WHAT IS NEEDED
Scan the material that follows. Copy every line containing the word "visits".

[Excerpts from a figure dataset]
========================================================================

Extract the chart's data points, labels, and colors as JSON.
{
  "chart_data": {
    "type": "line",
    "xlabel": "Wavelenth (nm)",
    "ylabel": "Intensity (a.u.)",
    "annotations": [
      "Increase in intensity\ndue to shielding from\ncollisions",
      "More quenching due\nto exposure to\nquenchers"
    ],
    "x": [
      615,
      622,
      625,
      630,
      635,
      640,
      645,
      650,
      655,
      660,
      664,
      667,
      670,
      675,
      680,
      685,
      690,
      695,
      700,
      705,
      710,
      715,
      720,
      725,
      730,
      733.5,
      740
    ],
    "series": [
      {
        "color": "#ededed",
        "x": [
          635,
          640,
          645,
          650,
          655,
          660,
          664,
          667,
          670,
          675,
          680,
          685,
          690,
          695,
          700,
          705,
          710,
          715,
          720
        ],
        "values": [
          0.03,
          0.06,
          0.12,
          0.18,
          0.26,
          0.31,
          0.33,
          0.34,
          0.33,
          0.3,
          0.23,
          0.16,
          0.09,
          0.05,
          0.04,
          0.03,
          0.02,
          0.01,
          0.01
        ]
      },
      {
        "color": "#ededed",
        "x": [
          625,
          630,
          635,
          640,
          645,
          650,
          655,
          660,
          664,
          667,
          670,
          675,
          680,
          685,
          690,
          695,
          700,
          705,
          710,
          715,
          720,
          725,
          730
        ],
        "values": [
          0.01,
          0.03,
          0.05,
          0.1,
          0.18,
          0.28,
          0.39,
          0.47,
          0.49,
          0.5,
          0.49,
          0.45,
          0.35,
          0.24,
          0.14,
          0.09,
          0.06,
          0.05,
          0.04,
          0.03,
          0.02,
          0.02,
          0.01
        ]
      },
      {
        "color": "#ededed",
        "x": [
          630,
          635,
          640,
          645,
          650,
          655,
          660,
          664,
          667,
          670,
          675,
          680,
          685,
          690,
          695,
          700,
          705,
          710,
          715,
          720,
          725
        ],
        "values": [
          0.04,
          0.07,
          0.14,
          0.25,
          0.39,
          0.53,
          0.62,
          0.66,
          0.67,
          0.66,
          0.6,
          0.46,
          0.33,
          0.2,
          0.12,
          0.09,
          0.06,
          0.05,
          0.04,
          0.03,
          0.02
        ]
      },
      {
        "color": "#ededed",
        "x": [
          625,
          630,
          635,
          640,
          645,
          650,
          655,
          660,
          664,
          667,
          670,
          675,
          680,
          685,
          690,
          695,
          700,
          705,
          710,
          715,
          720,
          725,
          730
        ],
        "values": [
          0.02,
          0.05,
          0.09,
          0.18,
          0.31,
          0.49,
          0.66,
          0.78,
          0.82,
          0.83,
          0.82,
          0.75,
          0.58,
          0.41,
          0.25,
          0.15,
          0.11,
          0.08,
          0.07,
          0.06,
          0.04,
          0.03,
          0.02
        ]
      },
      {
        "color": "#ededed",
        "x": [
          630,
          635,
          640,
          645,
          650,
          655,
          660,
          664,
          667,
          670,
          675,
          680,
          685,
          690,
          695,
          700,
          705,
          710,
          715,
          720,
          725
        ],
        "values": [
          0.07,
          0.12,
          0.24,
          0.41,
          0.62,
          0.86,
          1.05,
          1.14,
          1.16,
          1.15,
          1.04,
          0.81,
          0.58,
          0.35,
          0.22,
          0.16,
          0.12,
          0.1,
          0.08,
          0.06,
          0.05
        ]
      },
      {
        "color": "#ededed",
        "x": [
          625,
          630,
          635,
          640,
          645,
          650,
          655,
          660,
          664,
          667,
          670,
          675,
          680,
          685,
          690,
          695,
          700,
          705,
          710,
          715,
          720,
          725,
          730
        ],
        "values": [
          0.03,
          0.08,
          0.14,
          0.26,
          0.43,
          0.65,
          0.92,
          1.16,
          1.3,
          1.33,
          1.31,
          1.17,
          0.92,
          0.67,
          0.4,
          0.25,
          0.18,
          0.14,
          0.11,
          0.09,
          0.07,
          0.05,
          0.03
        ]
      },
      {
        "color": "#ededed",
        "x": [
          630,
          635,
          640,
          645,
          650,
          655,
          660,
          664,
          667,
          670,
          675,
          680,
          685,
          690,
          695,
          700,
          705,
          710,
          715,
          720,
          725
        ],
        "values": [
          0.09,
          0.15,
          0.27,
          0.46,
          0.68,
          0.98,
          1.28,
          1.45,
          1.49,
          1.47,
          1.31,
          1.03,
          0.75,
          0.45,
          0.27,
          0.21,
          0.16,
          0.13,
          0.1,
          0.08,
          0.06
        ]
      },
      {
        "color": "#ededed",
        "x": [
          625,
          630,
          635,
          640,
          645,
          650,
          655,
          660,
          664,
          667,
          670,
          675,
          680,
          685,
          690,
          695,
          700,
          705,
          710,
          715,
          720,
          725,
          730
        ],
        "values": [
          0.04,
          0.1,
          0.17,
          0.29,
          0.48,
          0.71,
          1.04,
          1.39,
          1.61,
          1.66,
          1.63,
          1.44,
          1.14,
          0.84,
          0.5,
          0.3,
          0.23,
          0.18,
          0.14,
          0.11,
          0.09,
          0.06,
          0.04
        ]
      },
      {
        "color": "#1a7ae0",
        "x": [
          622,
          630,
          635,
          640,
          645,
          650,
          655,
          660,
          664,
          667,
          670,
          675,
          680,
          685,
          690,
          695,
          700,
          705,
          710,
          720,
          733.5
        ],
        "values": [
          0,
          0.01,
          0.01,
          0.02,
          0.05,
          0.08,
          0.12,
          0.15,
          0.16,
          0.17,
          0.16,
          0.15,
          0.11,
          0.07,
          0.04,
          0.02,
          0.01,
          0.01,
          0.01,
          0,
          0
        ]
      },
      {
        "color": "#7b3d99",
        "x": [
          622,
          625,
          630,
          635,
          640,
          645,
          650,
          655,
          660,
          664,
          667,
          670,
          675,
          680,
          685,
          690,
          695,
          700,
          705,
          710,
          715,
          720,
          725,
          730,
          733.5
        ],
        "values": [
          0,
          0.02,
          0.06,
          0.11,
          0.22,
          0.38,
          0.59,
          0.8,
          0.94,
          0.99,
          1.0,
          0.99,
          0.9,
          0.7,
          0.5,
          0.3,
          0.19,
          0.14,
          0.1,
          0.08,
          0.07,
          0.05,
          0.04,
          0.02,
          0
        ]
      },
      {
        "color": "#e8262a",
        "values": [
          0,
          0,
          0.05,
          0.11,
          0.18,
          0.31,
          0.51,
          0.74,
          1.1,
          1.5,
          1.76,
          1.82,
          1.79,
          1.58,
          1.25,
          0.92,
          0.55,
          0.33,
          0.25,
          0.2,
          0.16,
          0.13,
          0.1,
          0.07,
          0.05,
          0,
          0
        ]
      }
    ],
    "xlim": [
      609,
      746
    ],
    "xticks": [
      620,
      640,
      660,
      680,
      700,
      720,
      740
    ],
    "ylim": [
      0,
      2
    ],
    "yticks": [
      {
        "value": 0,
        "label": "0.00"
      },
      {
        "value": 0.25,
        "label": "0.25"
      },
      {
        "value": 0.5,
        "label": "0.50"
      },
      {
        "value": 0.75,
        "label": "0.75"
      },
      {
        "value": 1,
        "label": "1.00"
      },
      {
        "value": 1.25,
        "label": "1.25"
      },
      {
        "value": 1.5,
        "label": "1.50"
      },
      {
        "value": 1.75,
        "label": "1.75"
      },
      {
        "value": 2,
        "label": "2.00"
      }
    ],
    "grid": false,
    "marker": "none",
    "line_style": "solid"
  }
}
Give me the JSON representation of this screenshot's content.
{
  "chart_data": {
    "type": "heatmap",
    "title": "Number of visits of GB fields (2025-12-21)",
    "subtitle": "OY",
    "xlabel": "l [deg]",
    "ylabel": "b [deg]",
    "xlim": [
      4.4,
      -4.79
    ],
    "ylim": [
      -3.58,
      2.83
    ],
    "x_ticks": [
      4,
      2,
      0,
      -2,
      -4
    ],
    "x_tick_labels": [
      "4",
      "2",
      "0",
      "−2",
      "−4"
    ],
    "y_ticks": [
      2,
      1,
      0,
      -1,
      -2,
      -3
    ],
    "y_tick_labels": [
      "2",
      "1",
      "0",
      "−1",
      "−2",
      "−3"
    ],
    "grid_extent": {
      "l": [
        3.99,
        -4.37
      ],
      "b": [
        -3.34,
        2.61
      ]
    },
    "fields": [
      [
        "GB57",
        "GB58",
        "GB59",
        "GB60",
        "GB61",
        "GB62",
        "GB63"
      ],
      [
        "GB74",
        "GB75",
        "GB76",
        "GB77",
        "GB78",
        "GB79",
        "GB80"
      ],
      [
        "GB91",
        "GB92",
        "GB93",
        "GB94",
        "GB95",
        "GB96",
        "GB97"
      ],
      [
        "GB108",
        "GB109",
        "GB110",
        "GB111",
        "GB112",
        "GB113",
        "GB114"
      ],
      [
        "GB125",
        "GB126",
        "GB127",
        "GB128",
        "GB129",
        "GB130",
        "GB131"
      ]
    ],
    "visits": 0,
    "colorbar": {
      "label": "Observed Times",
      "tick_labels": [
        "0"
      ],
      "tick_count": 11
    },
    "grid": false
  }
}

========================================================================

TASK RESULT
    "title": "Number of visits of GB fields (2025-12-21)",
    "visits": 0,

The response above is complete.